» What to do: How many lines of the entries below include the word "fost"? Answer with the number alone.

(Extracted data entries)
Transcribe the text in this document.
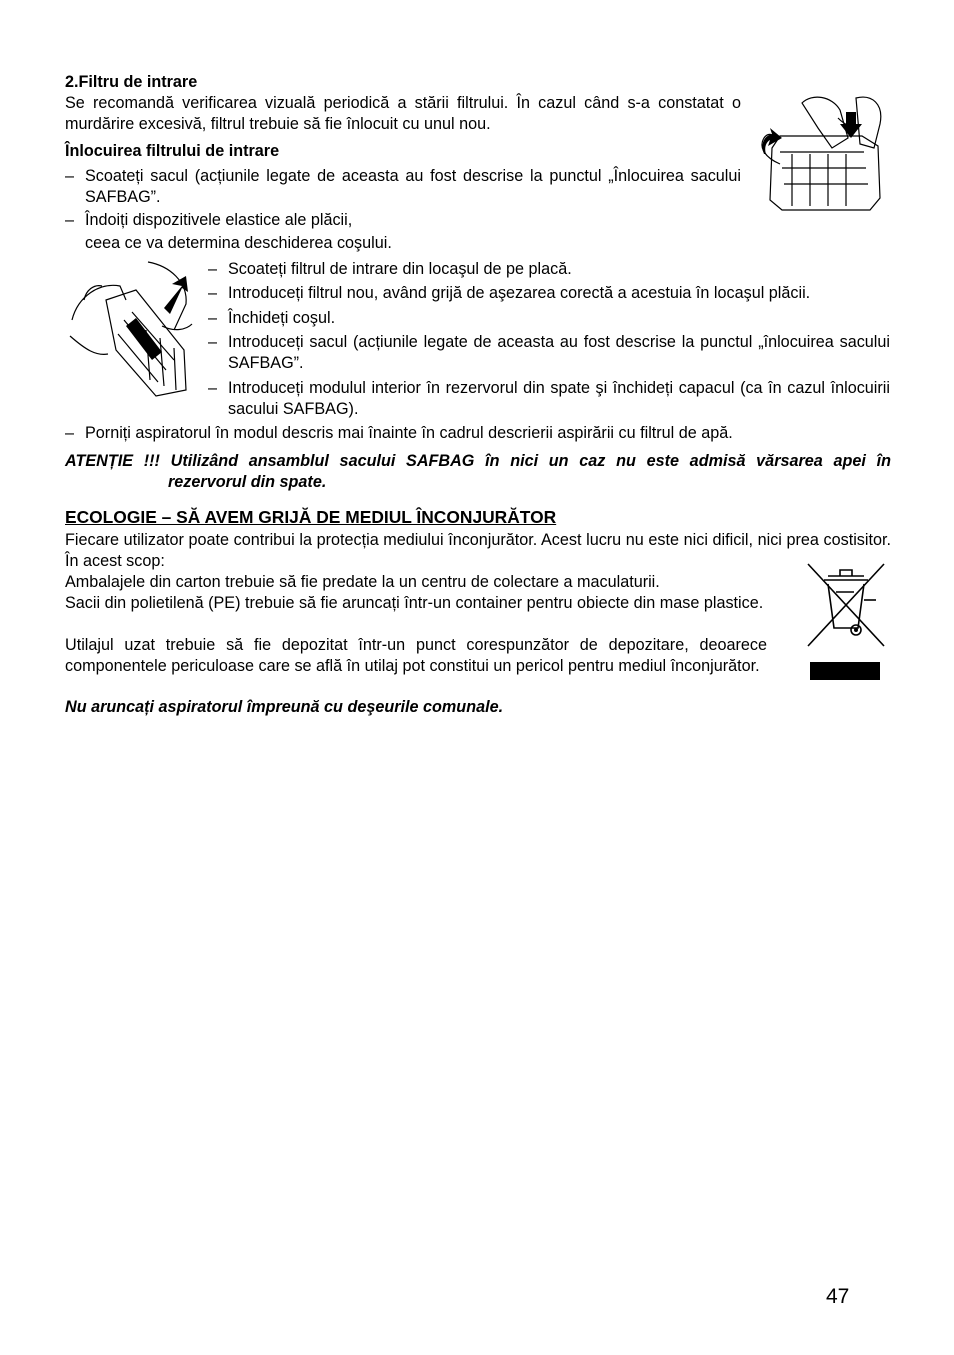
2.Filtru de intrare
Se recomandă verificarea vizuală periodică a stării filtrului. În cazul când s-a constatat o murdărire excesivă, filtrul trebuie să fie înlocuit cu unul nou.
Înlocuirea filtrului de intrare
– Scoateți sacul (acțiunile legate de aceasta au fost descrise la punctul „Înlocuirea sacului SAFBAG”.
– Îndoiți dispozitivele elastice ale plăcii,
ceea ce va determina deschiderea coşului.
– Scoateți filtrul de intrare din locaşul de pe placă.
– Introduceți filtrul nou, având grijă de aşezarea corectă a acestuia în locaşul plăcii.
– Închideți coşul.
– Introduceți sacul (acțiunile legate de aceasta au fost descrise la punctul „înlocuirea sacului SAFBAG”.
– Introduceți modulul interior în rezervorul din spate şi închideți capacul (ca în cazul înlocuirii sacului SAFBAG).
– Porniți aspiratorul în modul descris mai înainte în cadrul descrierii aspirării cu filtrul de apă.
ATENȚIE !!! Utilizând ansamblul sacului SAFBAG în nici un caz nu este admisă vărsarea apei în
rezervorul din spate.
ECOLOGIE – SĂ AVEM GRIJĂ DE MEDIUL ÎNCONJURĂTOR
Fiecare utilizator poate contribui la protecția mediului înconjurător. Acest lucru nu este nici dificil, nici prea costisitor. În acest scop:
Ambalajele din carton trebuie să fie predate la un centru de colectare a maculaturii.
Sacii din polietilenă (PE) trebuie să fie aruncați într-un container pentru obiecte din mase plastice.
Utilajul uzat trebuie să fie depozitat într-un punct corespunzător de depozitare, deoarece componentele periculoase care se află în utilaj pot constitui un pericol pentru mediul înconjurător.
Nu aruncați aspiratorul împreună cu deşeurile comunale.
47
...
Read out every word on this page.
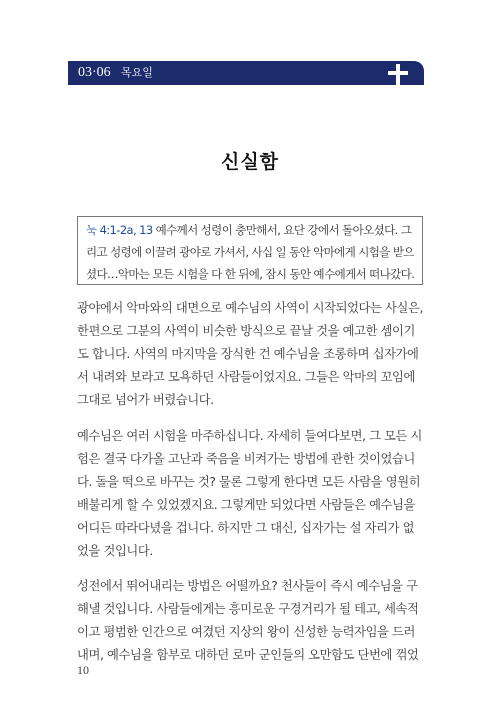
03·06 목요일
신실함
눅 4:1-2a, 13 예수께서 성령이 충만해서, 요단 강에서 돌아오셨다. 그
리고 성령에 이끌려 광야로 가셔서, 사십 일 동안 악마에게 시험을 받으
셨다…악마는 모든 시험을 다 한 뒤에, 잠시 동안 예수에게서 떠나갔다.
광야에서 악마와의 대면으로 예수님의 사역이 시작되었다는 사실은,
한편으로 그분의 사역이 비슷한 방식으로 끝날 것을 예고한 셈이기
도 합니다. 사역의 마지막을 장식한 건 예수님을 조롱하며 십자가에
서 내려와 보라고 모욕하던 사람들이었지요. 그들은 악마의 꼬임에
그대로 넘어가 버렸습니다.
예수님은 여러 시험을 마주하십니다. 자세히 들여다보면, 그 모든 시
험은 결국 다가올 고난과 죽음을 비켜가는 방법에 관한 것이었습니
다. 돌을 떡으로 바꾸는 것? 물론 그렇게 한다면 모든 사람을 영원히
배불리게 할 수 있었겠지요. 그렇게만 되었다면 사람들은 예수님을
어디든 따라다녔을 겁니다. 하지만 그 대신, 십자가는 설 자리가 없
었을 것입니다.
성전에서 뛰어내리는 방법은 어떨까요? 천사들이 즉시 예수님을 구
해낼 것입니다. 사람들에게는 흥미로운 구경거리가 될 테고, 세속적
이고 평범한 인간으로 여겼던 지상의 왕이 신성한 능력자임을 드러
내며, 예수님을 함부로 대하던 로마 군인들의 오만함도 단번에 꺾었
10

» The completed task: 2